───── RECORDS

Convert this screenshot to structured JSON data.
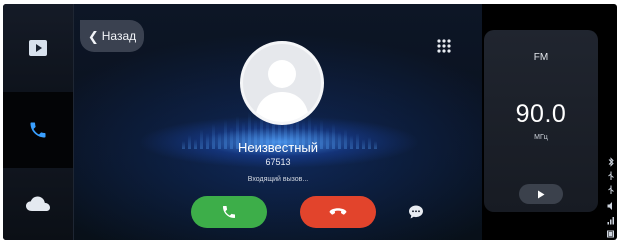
{
  "nav": {
    "back_label": "Назад",
    "items": [
      {
        "icon": "media-player-icon",
        "active": false
      },
      {
        "icon": "phone-icon",
        "active": true
      },
      {
        "icon": "cloud-icon",
        "active": false
      }
    ]
  },
  "call": {
    "caller_name": "Неизвестный",
    "caller_number": "67513",
    "status": "Входящий вызов..."
  },
  "radio": {
    "band": "FM",
    "frequency": "90.0",
    "unit": "МГц"
  },
  "colors": {
    "accent_blue": "#3aa0ff",
    "answer_green": "#3dae49",
    "decline_red": "#e2442c"
  }
}
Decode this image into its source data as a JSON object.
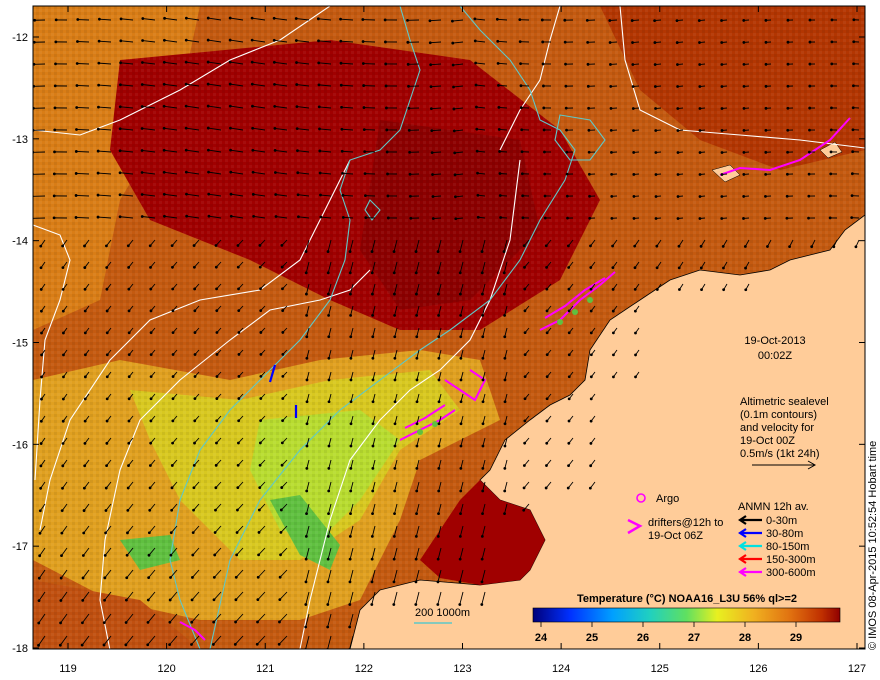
{
  "map": {
    "date": "19-Oct-2013",
    "time": "00:02Z",
    "altimetry_lines": [
      "Altimetric sealevel",
      "(0.1m contours)",
      "and velocity for",
      "19-Oct 00Z",
      "0.5m/s (1kt 24h)"
    ],
    "argo_label": "Argo",
    "drifters_lines": [
      "drifters@12h to",
      "19-Oct 06Z"
    ],
    "anmn_title": "ANMN 12h av.",
    "anmn_legend": [
      {
        "label": "0-30m",
        "color": "#000000"
      },
      {
        "label": "30-80m",
        "color": "#0000ff"
      },
      {
        "label": "80-150m",
        "color": "#00e0e0"
      },
      {
        "label": "150-300m",
        "color": "#ff0000"
      },
      {
        "label": "300-600m",
        "color": "#ff00ff"
      }
    ],
    "colorbar_title": "Temperature (°C) NOAA16_L3U 56% ql>=2",
    "colorbar_ticks": [
      "24",
      "25",
      "26",
      "27",
      "28",
      "29"
    ],
    "depth_legend": "200  1000m",
    "credit": "© IMOS 08-Apr-2015 10:52:54 Hobart time",
    "x_ticks": [
      "119",
      "120",
      "121",
      "122",
      "123",
      "124",
      "125",
      "126",
      "127"
    ],
    "y_ticks": [
      "-12",
      "-13",
      "-14",
      "-15",
      "-16",
      "-17",
      "-18"
    ],
    "colors": {
      "land": "#ffcc99",
      "ocean_dark": "#a00000",
      "ocean_mid": "#c45a10",
      "ocean_orange": "#e89b1a",
      "ocean_yellow": "#e8e81a",
      "ocean_green": "#70d040",
      "contour_white": "#ffffff",
      "bathy_cyan": "#5fc8c8",
      "drifter": "#ff00ff"
    }
  }
}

──────────

REQUIREMENT:
Isolate each line of the listing above that includes "data". Copy it.

WRITTEN RESPONSE:
Convert this screenshot to structured JSON data.
Decode this image into its source data as a JSON object.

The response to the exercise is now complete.